***** Record excerpts
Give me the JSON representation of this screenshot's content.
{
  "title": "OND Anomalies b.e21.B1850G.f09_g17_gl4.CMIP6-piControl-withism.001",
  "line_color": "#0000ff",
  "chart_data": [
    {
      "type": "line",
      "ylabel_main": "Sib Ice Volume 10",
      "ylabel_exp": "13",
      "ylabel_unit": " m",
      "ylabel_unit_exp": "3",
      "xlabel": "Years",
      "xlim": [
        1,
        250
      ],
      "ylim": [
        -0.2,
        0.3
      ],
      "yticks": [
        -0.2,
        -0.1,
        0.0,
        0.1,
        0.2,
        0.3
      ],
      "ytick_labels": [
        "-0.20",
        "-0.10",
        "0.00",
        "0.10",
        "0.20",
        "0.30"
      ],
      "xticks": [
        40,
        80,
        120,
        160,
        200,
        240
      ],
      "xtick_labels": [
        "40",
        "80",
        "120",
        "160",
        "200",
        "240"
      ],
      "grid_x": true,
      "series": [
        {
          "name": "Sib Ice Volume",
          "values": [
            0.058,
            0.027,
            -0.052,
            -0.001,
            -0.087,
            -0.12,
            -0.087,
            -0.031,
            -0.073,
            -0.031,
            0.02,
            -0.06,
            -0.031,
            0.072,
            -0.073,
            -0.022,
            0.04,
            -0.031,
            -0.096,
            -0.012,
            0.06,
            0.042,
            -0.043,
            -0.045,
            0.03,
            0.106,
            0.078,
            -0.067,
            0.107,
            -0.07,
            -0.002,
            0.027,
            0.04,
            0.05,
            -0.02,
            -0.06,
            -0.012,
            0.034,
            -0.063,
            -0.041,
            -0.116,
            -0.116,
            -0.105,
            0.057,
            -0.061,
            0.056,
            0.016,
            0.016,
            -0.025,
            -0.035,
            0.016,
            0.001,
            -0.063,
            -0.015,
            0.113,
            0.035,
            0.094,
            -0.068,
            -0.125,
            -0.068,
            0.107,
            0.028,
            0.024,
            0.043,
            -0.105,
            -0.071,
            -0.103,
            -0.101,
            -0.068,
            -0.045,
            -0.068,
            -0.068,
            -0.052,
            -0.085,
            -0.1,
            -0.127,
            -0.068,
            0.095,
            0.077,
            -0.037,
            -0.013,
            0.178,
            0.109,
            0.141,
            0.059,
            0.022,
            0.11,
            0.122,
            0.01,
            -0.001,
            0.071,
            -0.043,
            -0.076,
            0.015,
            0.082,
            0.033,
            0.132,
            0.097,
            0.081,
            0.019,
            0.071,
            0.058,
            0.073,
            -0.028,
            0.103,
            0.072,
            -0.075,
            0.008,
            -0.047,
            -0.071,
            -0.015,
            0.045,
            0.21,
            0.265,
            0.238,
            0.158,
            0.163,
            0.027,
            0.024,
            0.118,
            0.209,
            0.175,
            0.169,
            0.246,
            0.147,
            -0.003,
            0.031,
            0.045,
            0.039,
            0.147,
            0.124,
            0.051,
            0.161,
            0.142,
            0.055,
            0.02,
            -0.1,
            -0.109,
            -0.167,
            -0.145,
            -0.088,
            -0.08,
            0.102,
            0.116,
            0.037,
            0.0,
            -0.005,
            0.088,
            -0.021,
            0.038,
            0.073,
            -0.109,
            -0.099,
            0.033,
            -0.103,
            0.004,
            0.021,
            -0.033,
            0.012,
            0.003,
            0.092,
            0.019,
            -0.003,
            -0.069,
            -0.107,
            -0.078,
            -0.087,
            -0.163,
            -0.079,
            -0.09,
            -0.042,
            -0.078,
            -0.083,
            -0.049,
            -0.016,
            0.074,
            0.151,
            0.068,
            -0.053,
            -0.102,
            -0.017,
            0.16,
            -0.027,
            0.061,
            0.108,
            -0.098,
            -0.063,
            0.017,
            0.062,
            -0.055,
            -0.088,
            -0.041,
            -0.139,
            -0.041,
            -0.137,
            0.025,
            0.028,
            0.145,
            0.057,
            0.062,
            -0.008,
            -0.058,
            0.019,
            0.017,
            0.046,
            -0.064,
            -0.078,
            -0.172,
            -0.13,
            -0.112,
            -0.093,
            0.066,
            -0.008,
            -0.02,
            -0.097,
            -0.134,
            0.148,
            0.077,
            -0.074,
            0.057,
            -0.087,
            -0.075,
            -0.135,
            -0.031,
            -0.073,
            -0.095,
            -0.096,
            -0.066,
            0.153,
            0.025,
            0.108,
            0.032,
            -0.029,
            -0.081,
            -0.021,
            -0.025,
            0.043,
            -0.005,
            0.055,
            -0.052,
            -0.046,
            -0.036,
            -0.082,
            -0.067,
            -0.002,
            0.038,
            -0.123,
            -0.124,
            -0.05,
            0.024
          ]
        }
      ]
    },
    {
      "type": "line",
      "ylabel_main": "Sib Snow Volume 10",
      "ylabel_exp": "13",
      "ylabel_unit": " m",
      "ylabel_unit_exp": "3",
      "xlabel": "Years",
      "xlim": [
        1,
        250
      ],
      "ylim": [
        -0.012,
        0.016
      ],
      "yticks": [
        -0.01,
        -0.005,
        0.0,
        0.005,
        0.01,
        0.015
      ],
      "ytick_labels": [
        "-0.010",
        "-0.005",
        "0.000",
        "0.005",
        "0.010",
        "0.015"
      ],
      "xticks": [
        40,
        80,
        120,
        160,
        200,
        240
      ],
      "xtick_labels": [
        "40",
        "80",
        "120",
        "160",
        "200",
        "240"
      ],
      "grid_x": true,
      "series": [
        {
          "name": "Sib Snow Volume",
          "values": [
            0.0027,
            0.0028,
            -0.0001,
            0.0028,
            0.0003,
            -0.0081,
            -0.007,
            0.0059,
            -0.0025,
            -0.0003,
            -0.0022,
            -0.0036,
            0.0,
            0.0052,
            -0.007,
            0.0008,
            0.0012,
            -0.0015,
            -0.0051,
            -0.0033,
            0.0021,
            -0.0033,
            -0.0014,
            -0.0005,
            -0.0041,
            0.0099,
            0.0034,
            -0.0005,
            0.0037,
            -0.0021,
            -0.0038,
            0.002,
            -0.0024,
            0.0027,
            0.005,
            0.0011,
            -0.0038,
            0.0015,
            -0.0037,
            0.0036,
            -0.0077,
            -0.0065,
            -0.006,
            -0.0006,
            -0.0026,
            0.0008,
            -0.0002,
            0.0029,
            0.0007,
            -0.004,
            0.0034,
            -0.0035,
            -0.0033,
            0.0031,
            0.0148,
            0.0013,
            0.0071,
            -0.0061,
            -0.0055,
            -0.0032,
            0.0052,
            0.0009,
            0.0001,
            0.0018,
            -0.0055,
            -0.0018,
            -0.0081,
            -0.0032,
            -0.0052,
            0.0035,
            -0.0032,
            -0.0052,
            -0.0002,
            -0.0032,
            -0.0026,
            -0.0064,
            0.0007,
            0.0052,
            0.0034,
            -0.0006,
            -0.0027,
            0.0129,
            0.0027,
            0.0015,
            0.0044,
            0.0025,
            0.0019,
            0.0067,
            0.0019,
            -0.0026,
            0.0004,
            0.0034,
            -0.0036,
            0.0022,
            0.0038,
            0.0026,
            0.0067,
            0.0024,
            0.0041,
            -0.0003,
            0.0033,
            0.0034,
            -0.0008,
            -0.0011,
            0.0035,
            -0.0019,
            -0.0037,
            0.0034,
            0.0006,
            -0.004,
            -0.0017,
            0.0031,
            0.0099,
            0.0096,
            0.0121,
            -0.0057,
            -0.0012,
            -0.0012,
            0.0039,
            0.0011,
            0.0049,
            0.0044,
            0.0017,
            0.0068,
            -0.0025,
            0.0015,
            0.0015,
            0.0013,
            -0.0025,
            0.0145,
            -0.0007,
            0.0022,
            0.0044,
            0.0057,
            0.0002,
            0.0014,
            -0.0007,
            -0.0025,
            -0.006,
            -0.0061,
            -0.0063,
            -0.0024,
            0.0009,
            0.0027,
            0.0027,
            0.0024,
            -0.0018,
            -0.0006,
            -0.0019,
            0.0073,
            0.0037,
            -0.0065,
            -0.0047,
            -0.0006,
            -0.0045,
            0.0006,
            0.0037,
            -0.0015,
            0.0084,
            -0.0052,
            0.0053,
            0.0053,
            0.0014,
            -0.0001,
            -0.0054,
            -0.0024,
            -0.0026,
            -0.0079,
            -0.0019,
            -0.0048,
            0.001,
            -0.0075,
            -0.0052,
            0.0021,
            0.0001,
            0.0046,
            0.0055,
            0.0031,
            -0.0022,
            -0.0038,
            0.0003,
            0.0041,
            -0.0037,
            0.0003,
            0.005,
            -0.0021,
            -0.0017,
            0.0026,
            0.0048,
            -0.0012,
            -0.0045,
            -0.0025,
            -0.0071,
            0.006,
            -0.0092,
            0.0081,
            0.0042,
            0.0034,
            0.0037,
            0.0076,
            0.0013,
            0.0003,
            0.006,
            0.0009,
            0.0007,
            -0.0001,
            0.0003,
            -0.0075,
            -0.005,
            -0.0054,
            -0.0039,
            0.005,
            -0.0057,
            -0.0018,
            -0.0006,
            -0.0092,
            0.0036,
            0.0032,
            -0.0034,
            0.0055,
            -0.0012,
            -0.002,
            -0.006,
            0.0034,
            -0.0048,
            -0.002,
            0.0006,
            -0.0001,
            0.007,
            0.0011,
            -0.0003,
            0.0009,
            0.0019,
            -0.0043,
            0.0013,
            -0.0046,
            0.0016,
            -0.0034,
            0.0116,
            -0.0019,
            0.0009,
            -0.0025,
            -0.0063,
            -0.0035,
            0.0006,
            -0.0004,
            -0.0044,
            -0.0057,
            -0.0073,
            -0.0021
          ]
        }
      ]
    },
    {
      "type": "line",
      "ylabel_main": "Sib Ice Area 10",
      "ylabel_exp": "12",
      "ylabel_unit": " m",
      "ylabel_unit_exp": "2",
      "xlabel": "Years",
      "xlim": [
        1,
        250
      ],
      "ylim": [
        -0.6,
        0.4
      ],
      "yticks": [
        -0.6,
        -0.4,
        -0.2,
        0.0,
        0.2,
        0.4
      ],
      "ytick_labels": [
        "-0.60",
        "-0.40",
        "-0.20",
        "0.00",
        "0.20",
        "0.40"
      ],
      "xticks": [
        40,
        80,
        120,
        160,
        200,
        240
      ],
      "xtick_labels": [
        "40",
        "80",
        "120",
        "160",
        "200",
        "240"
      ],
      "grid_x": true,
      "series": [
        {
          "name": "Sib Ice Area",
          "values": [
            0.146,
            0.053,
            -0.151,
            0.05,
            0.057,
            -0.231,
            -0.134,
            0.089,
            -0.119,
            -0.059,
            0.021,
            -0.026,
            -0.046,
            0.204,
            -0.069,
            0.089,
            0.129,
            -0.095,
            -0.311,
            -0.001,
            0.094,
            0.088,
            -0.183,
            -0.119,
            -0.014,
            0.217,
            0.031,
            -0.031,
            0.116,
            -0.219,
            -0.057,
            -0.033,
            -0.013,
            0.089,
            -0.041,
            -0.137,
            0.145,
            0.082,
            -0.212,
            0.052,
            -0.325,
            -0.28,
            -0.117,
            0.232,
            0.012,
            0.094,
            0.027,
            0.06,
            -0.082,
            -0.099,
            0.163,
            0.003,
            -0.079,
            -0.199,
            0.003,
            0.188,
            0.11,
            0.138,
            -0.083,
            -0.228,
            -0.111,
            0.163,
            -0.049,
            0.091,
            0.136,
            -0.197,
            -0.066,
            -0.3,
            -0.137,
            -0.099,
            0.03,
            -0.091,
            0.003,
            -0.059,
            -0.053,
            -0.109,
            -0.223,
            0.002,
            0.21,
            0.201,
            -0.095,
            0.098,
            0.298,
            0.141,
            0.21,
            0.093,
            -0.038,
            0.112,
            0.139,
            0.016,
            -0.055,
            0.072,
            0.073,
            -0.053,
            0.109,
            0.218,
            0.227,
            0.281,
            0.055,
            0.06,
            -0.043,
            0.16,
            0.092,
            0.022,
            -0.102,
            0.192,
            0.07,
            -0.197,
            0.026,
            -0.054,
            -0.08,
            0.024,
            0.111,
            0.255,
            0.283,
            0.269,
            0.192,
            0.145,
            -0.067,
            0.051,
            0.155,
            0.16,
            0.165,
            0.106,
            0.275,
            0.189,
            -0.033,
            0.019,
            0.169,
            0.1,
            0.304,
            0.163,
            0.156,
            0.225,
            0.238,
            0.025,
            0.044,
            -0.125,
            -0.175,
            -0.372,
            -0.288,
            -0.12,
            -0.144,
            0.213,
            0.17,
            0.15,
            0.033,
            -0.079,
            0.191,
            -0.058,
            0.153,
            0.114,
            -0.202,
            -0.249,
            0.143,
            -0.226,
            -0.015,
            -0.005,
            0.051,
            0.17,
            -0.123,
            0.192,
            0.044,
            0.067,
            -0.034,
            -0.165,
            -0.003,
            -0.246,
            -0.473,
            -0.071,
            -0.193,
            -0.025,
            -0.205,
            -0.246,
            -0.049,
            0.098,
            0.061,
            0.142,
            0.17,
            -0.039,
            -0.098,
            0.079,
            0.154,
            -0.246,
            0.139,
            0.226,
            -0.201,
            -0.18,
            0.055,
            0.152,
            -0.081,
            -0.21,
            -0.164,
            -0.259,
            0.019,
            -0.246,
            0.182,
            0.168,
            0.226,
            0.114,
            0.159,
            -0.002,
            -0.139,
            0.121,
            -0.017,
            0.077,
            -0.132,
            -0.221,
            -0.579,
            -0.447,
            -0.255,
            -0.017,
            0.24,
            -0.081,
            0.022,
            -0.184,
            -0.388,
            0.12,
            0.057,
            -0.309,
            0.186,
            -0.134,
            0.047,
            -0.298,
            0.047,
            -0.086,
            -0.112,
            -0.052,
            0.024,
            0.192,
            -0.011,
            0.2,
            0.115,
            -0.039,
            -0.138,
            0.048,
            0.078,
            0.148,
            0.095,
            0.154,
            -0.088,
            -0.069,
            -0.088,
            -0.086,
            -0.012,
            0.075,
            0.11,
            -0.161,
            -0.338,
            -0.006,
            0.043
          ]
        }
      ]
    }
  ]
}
**********
● **What this task involves**
Gather all lines of the records that include the word "Volume".

● **Correct answer**
      "ylabel_main": "Sib Ice Volume 10",
          "name": "Sib Ice Volume",
      "ylabel_main": "Sib Snow Volume 10",
          "name": "Sib Snow Volume",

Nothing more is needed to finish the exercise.